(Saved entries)
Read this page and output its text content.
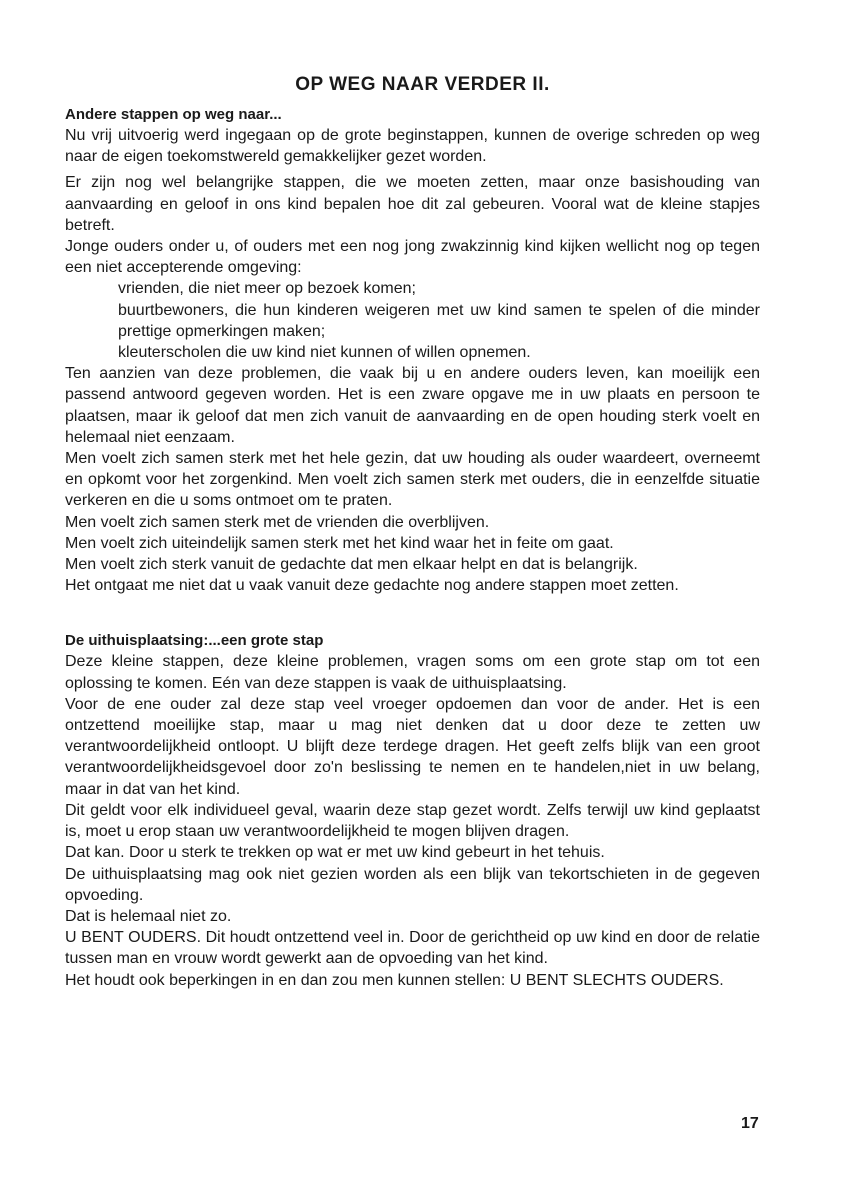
OP WEG NAAR VERDER II.

Andere stappen op weg naar...

Nu vrij uitvoerig werd ingegaan op de grote beginstappen, kunnen de overige schreden op weg naar de eigen toekomstwereld gemakkelijker gezet worden.

Er zijn nog wel belangrijke stappen, die we moeten zetten, maar onze basishouding van aanvaarding en geloof in ons kind bepalen hoe dit zal gebeuren. Vooral wat de kleine stapjes betreft.

Jonge ouders onder u, of ouders met een nog jong zwakzinnig kind kijken wellicht nog op tegen een niet accepterende omgeving:

vrienden, die niet meer op bezoek komen;

buurtbewoners, die hun kinderen weigeren met uw kind samen te spelen of die minder prettige opmerkingen maken;

kleuterscholen die uw kind niet kunnen of willen opnemen.

Ten aanzien van deze problemen, die vaak bij u en andere ouders leven, kan moeilijk een passend antwoord gegeven worden. Het is een zware opgave me in uw plaats en persoon te plaatsen, maar ik geloof dat men zich vanuit de aanvaarding en de open houding sterk voelt en helemaal niet eenzaam.

Men voelt zich samen sterk met het hele gezin, dat uw houding als ouder waardeert, overneemt en opkomt voor het zorgenkind. Men voelt zich samen sterk met ouders, die in eenzelfde situatie verkeren en die u soms ontmoet om te praten.

Men voelt zich samen sterk met de vrienden die overblijven.

Men voelt zich uiteindelijk samen sterk met het kind waar het in feite om gaat.

Men voelt zich sterk vanuit de gedachte dat men elkaar helpt en dat is belangrijk.

Het ontgaat me niet dat u vaak vanuit deze gedachte nog andere stappen moet zetten.

De uithuisplaatsing:...een grote stap

Deze kleine stappen, deze kleine problemen, vragen soms om een grote stap om tot een oplossing te komen. Eén van deze stappen is vaak de uithuisplaatsing.

Voor de ene ouder zal deze stap veel vroeger opdoemen dan voor de ander. Het is een ontzettend moeilijke stap, maar u mag niet denken dat u door deze te zetten uw verantwoordelijkheid ontloopt. U blijft deze terdege dragen. Het geeft zelfs blijk van een groot verantwoordelijkheidsgevoel door zo'n beslissing te nemen en te handelen,niet in uw belang, maar in dat van het kind.

Dit geldt voor elk individueel geval, waarin deze stap gezet wordt. Zelfs terwijl uw kind geplaatst is, moet u erop staan uw verantwoordelijkheid te mogen blijven dragen.

Dat kan. Door u sterk te trekken op wat er met uw kind gebeurt in het tehuis.

De uithuisplaatsing mag ook niet gezien worden als een blijk van tekortschieten in de gegeven opvoeding.

Dat is helemaal niet zo.

U BENT OUDERS. Dit houdt ontzettend veel in. Door de gerichtheid op uw kind en door de relatie tussen man en vrouw wordt gewerkt aan de opvoeding van het kind.

Het houdt ook beperkingen in en dan zou men kunnen stellen: U BENT SLECHTS OUDERS.

17
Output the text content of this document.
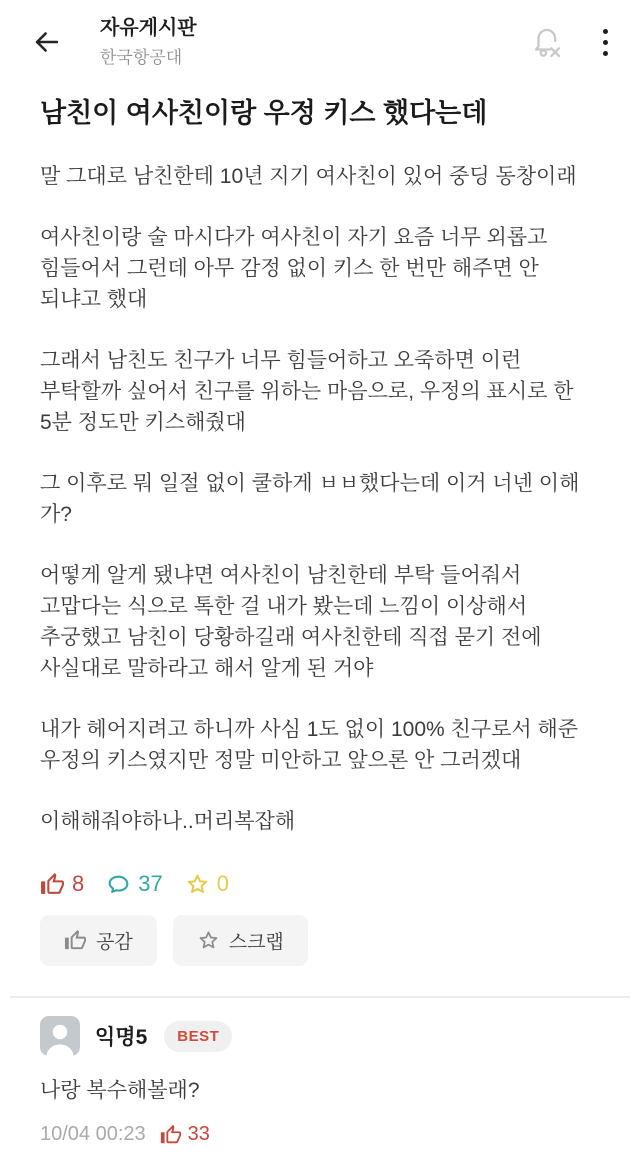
자유게시판
한국항공대
남친이 여사친이랑 우정 키스 했다는데

말 그대로 남친한테 10년 지기 여사친이 있어 중딩 동창이래

여사친이랑 술 마시다가 여사친이 자기 요즘 너무 외롭고 힘들어서 그런데 아무 감정 없이 키스 한 번만 해주면 안 되냐고 했대

그래서 남친도 친구가 너무 힘들어하고 오죽하면 이런 부탁할까 싶어서 친구를 위하는 마음으로, 우정의 표시로 한 5분 정도만 키스해줬대

그 이후로 뭐 일절 없이 쿨하게 ㅂㅂ했다는데 이거 너넨 이해 가?

어떻게 알게 됐냐면 여사친이 남친한테 부탁 들어줘서 고맙다는 식으로 톡한 걸 내가 봤는데 느낌이 이상해서 추궁했고 남친이 당황하길래 여사친한테 직접 묻기 전에 사실대로 말하라고 해서 알게 된 거야

내가 헤어지려고 하니까 사심 1도 없이 100% 친구로서 해준 우정의 키스였지만 정말 미안하고 앞으론 안 그러겠대

이해해줘야하나..머리복잡해

8 37 0
공감	스크랩
익명5	BEST
나랑 복수해볼래?
10/04 00:23 33
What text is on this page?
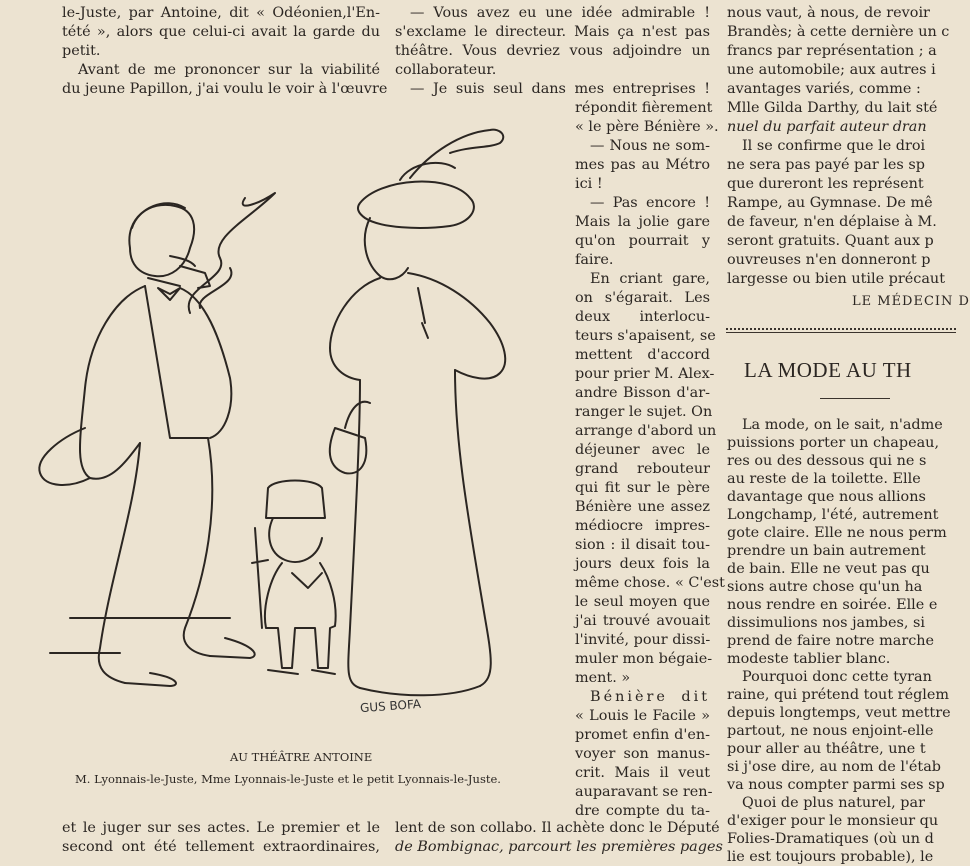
le-Juste, par Antoine, dit « Odéonien,l'En-
tété », alors que celui-ci avait la garde du
petit.
Avant de me prononcer sur la viabilité
du jeune Papillon, j'ai voulu le voir à l'œuvre
— Vous avez eu une idée admirable !
s'exclame le directeur. Mais ça n'est pas
théâtre. Vous devriez vous adjoindre un
collaborateur.
— Je suis seul dans mes entreprises !
répondit fièrement
« le père Bénière ».
— Nous ne som-
mes pas au Métro
ici !
— Pas encore !
Mais la jolie gare
qu'on pourrait y
faire.
En criant gare,
on s'égarait. Les
deux interlocu-
teurs s'apaisent, se
mettent d'accord
pour prier M. Alex-
andre Bisson d'ar-
ranger le sujet. On
arrange d'abord un
déjeuner avec le
grand rebouteur
qui fit sur le père
Bénière une assez
médiocre impres-
sion : il disait tou-
jours deux fois la
même chose. « C'est
le seul moyen que
j'ai trouvé avouait
l'invité, pour dissi-
muler mon bégaie-
ment. »
Bénière dit
« Louis le Facile »
promet enfin d'en-
voyer son manus-
crit. Mais il veut
auparavant se ren-
dre compte du ta-
nous vaut, à nous, de revoir
Brandès; à cette dernière un c
francs par représentation ; a
une automobile; aux autres i
avantages variés, comme :
Mlle Gilda Darthy, du lait sté
nuel du parfait auteur dran
Il se confirme que le droi
ne sera pas payé par les sp
que dureront les représent
Rampe, au Gymnase. De mê
de faveur, n'en déplaise à M.
seront gratuits. Quant aux p
ouvreuses n'en donneront p
largesse ou bien utile précaut
LE MÉDECIN D
LA MODE AU TH
La mode, on le sait, n'adme
puissions porter un chapeau,
res ou des dessous qui ne s
au reste de la toilette. Elle
davantage que nous allions
Longchamp, l'été, autrement
gote claire. Elle ne nous perm
prendre un bain autrement
de bain. Elle ne veut pas qu
sions autre chose qu'un ha
nous rendre en soirée. Elle e
dissimulions nos jambes, si
prend de faire notre marche
modeste tablier blanc.
Pourquoi donc cette tyran
raine, qui prétend tout réglem
depuis longtemps, veut mettre
partout, ne nous enjoint-elle
pour aller au théâtre, une t
si j'ose dire, au nom de l'étab
va nous compter parmi ses sp
Quoi de plus naturel, par
d'exiger pour le monsieur qu
Folies-Dramatiques (où un d
lie est toujours probable), le
GUS BOFA
AU THÉÂTRE ANTOINE
M. Lyonnais-le-Juste, Mme Lyonnais-le-Juste et le petit Lyonnais-le-Juste.
et le juger sur ses actes. Le premier et le
second ont été tellement extraordinaires,
lent de son collabo. Il achète donc le Député
de Bombignac, parcourt les premières pages
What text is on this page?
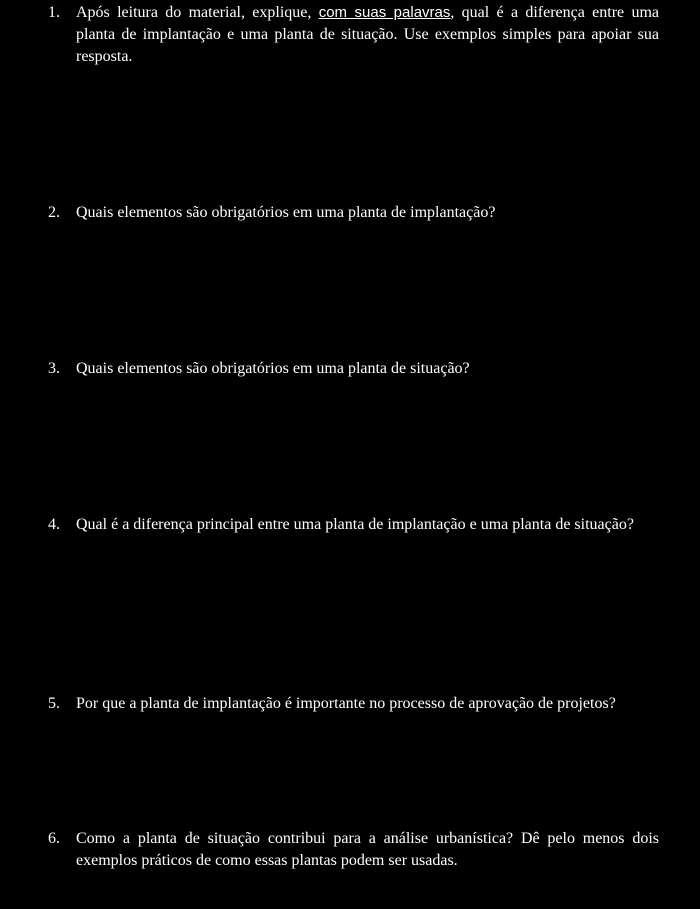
1.	Após leitura do material, explique, com suas palavras, qual é a diferença entre uma planta de implantação e uma planta de situação. Use exemplos simples para apoiar sua resposta.
2.	Quais elementos são obrigatórios em uma planta de implantação?
3.	Quais elementos são obrigatórios em uma planta de situação?
4.	Qual é a diferença principal entre uma planta de implantação e uma planta de situação?
5.	Por que a planta de implantação é importante no processo de aprovação de projetos?
6.	Como a planta de situação contribui para a análise urbanística? Dê pelo menos dois exemplos práticos de como essas plantas podem ser usadas.
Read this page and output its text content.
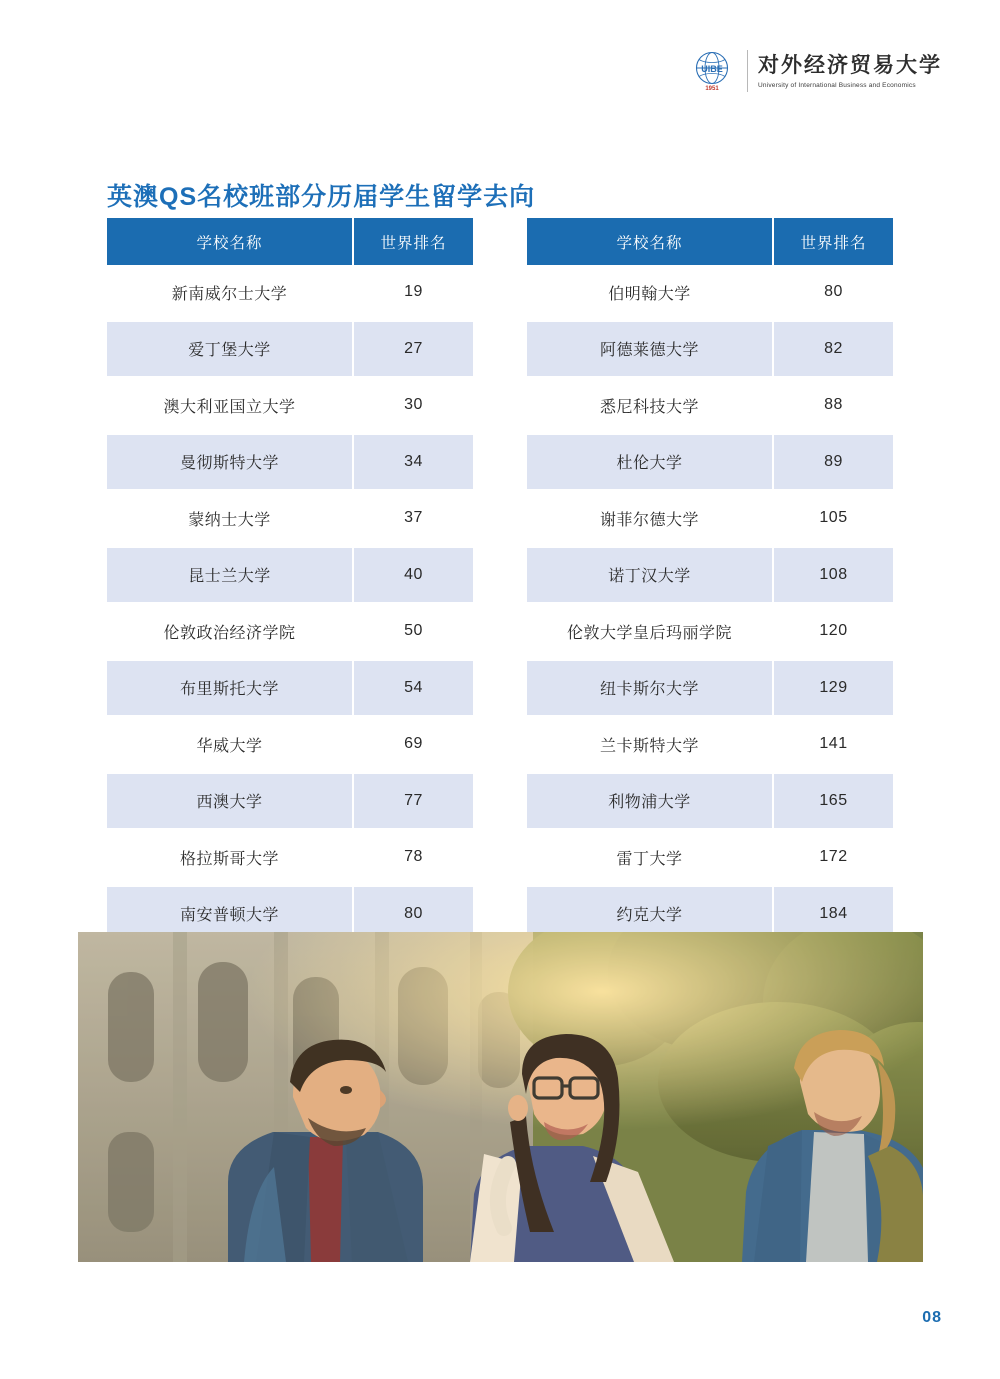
UIBE
1951
对外经济贸易大学
University of International Business and Economics
英澳QS名校班部分历届学生留学去向
学校名称	世界排名
新南威尔士大学	19
爱丁堡大学	27
澳大利亚国立大学	30
曼彻斯特大学	34
蒙纳士大学	37
昆士兰大学	40
伦敦政治经济学院	50
布里斯托大学	54
华威大学	69
西澳大学	77
格拉斯哥大学	78
南安普顿大学	80
学校名称	世界排名
伯明翰大学	80
阿德莱德大学	82
悉尼科技大学	88
杜伦大学	89
谢菲尔德大学	105
诺丁汉大学	108
伦敦大学皇后玛丽学院	120
纽卡斯尔大学	129
兰卡斯特大学	141
利物浦大学	165
雷丁大学	172
约克大学	184
08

• Written task:
All lines holding the word "Juste" should be picked out and copied.

• Solution for this problem:
le-Juste, par Antoine, dit « Odéonien,l'En-
M. Lyonnais-le-Juste, Mme Lyonnais-le-Juste et le petit Lyonnais-le-Juste.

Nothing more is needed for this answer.